> PASSAGE PROVIDED:
In the jurisdiction of the Servicio Penitenciario Federal (SPF), La Penitenciaría Nacional was an imposing building on Las Heras Avenue (named in memoriam of Gral. Juan Gregorio de Las Heras), in the Palermo neighborhood of Buenos Aires, Argentina, until it was demolished in 1962.

==National penitentiary==
The city called for "Plans and Budgets for the Construction of a Jail Building", in 1869 by decree, with the penal standards of the time; the attempt was to fulfill the constitutional rules of 1853: Art. 18. This, a system of humiliating repression, was the model for the time, with prisoners who were worked hard and didn't have uniforms.

> TASK BRIEF:
For each statement, say whether it agrees with the passage on the National Penitentiary. Answer yes or no, and quote the words from the passage that decide it.
1. The penitentiary building was demolished in 1962.
2. The city issued its call for construction plans in 1869 by decree.
3. The penitentiary stood in the Recoleta neighborhood of Buenos Aires.
The data entries are not needed for any work on the passage.

(Data entries)
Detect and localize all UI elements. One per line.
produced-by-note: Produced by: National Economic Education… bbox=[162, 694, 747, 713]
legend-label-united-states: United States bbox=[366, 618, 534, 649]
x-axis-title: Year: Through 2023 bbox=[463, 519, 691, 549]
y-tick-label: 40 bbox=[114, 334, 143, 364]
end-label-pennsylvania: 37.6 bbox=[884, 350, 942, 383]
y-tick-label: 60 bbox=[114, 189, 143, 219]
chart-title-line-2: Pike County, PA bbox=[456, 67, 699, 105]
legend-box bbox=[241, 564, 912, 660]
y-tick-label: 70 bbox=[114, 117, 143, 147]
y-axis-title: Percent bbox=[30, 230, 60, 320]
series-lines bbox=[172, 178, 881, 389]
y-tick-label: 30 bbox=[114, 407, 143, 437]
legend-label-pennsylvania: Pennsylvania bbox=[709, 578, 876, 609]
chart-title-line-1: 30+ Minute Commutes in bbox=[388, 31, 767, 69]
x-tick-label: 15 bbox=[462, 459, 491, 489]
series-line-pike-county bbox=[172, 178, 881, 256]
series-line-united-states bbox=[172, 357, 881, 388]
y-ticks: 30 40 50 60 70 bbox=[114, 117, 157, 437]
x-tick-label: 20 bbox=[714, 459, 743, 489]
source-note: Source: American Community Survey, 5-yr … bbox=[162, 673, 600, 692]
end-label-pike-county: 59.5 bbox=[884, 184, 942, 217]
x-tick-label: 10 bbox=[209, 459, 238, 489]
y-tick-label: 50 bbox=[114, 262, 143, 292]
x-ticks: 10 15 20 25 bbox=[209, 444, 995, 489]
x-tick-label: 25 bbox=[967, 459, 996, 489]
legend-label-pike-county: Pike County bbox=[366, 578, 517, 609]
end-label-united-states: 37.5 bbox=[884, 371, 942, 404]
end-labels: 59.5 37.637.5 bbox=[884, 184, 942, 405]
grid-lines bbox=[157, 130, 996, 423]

> SOLUTION TO THE PROBLEM:
1. Yes: "until it was demolished in 1962"
2. Yes: "in 1869 by decree"
3. No: "in the Palermo neighborhood of Buenos Aires"